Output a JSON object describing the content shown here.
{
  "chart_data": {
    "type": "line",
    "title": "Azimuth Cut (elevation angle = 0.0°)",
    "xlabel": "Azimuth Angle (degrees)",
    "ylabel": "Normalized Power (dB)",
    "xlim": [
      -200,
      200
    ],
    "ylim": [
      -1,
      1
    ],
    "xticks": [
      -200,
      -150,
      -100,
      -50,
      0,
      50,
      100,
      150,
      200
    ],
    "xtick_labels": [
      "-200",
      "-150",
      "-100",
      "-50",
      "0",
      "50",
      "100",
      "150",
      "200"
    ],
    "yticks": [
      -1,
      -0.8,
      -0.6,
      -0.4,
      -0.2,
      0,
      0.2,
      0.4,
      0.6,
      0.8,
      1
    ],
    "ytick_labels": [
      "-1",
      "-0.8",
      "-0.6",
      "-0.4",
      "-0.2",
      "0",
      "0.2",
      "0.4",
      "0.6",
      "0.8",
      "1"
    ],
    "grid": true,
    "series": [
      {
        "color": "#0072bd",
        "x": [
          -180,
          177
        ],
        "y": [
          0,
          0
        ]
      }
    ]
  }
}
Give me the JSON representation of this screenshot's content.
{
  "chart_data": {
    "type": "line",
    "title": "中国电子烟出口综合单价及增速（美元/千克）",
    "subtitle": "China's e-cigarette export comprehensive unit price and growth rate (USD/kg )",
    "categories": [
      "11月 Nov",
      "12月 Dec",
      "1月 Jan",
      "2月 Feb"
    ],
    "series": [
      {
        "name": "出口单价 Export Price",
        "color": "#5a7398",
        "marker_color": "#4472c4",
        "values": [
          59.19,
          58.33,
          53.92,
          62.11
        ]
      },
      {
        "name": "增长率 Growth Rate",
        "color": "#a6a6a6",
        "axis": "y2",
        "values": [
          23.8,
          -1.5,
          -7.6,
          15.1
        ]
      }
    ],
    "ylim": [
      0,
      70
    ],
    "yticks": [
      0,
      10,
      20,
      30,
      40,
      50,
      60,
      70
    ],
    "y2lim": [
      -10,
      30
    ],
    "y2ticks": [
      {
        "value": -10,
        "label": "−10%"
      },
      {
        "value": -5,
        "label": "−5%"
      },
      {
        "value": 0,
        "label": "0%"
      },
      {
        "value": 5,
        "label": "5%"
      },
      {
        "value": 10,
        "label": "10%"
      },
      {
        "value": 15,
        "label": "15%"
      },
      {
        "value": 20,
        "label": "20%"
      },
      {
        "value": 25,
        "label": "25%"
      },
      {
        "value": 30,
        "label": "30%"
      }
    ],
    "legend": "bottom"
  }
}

※ ※ ※

REQUEST:
Write all of the records out again exactly.

FINISHED EXERCISE:
Output a JSON object describing the content shown here.
{
  "chart_data": {
    "type": "line",
    "title": "Azimuth Cut (elevation angle = 0.0°)",
    "xlabel": "Azimuth Angle (degrees)",
    "ylabel": "Normalized Power (dB)",
    "xlim": [
      -200,
      200
    ],
    "ylim": [
      -1,
      1
    ],
    "xticks": [
      -200,
      -150,
      -100,
      -50,
      0,
      50,
      100,
      150,
      200
    ],
    "xtick_labels": [
      "-200",
      "-150",
      "-100",
      "-50",
      "0",
      "50",
      "100",
      "150",
      "200"
    ],
    "yticks": [
      -1,
      -0.8,
      -0.6,
      -0.4,
      -0.2,
      0,
      0.2,
      0.4,
      0.6,
      0.8,
      1
    ],
    "ytick_labels": [
      "-1",
      "-0.8",
      "-0.6",
      "-0.4",
      "-0.2",
      "0",
      "0.2",
      "0.4",
      "0.6",
      "0.8",
      "1"
    ],
    "grid": true,
    "series": [
      {
        "color": "#0072bd",
        "x": [
          -180,
          177
        ],
        "y": [
          0,
          0
        ]
      }
    ]
  }
}
Give me the JSON representation of this screenshot's content.
{
  "chart_data": {
    "type": "line",
    "title": "中国电子烟出口综合单价及增速（美元/千克）",
    "subtitle": "China's e-cigarette export comprehensive unit price and growth rate (USD/kg )",
    "categories": [
      "11月 Nov",
      "12月 Dec",
      "1月 Jan",
      "2月 Feb"
    ],
    "series": [
      {
        "name": "出口单价 Export Price",
        "color": "#5a7398",
        "marker_color": "#4472c4",
        "values": [
          59.19,
          58.33,
          53.92,
          62.11
        ]
      },
      {
        "name": "增长率 Growth Rate",
        "color": "#a6a6a6",
        "axis": "y2",
        "values": [
          23.8,
          -1.5,
          -7.6,
          15.1
        ]
      }
    ],
    "ylim": [
      0,
      70
    ],
    "yticks": [
      0,
      10,
      20,
      30,
      40,
      50,
      60,
      70
    ],
    "y2lim": [
      -10,
      30
    ],
    "y2ticks": [
      {
        "value": -10,
        "label": "−10%"
      },
      {
        "value": -5,
        "label": "−5%"
      },
      {
        "value": 0,
        "label": "0%"
      },
      {
        "value": 5,
        "label": "5%"
      },
      {
        "value": 10,
        "label": "10%"
      },
      {
        "value": 15,
        "label": "15%"
      },
      {
        "value": 20,
        "label": "20%"
      },
      {
        "value": 25,
        "label": "25%"
      },
      {
        "value": 30,
        "label": "30%"
      }
    ],
    "legend": "bottom"
  }
}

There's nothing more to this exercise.